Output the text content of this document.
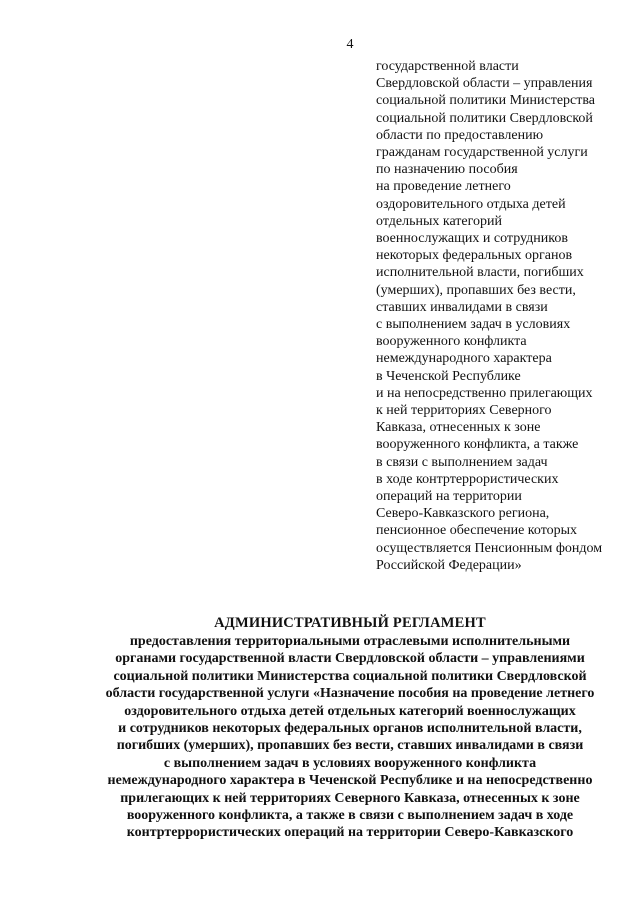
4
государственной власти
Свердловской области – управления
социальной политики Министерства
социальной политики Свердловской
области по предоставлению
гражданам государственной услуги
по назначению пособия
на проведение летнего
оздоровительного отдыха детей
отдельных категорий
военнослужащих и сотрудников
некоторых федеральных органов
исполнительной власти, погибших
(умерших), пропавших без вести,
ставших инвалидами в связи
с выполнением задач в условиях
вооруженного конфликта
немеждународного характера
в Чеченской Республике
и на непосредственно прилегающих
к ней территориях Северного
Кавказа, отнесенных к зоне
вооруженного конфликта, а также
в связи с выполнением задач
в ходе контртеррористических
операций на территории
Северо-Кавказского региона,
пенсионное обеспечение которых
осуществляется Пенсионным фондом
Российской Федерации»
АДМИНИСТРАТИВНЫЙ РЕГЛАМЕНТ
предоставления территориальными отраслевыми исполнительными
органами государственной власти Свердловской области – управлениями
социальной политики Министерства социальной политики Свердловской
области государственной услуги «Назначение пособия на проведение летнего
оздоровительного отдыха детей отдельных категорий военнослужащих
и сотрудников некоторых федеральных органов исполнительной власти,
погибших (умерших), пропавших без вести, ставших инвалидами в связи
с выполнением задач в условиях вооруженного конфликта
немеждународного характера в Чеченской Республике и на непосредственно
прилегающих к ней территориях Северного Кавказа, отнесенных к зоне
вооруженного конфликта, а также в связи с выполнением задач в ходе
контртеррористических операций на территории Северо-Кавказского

* * *

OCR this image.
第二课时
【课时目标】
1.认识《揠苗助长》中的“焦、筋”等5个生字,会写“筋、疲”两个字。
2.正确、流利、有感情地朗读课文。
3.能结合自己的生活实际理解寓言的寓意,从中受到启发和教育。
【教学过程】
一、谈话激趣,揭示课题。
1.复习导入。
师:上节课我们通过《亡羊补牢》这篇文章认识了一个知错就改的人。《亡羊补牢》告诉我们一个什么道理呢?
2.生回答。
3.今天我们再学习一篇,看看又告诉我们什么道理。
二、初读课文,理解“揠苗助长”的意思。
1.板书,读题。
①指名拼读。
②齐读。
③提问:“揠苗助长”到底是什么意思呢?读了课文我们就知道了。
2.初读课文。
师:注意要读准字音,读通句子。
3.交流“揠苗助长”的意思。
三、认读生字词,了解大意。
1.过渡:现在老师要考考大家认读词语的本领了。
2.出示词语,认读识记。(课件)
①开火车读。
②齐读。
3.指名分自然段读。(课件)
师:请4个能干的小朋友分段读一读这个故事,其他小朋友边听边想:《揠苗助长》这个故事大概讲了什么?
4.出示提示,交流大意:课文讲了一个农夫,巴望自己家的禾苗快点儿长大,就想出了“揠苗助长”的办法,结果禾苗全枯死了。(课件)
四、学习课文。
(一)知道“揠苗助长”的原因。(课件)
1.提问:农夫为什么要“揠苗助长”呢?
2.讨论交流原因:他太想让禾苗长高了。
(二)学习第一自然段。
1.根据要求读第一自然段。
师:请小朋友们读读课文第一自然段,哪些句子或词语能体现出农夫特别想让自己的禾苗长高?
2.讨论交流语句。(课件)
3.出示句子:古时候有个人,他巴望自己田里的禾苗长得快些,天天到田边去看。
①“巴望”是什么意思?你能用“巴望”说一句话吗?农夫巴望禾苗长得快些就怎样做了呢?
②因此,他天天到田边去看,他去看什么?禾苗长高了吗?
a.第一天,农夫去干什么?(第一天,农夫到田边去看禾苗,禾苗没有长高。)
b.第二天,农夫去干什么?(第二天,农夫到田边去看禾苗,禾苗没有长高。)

--

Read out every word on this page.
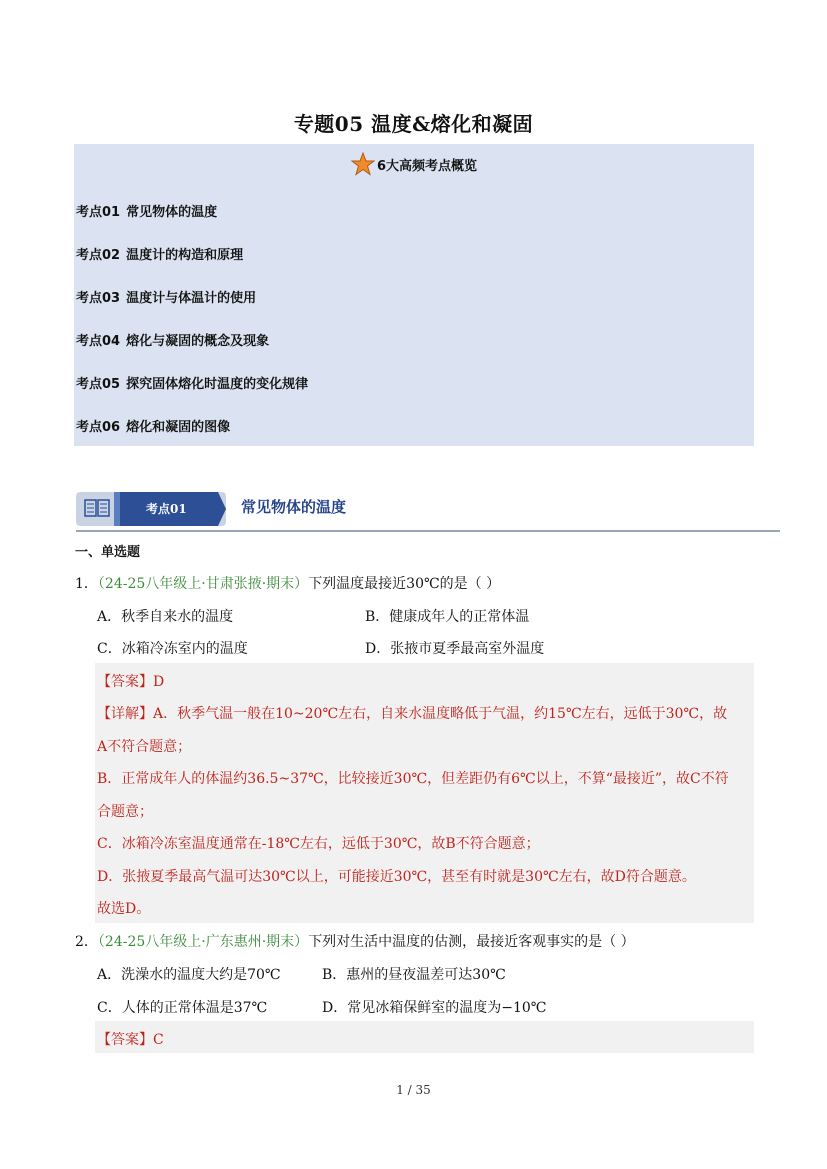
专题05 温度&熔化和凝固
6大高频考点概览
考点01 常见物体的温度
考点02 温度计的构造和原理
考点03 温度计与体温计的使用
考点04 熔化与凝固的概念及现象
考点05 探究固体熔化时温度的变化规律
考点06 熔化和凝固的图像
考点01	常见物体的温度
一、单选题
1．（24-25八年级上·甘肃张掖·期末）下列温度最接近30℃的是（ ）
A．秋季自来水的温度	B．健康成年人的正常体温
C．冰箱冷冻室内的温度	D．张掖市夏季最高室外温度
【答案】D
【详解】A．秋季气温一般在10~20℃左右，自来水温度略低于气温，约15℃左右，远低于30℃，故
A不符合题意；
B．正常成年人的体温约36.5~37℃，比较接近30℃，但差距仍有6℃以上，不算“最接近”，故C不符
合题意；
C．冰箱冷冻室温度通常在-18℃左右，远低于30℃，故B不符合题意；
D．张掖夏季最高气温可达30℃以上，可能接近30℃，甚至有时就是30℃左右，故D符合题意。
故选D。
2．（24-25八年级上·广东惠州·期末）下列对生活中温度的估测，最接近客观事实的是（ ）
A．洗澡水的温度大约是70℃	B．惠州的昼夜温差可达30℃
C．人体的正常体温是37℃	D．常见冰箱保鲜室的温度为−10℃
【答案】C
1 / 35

• Given task:
Select the lines from the entries that include the word "проведение".

• Answer in full:
на проведение летнего
области государственной услуги «Назначение пособия на проведение летнего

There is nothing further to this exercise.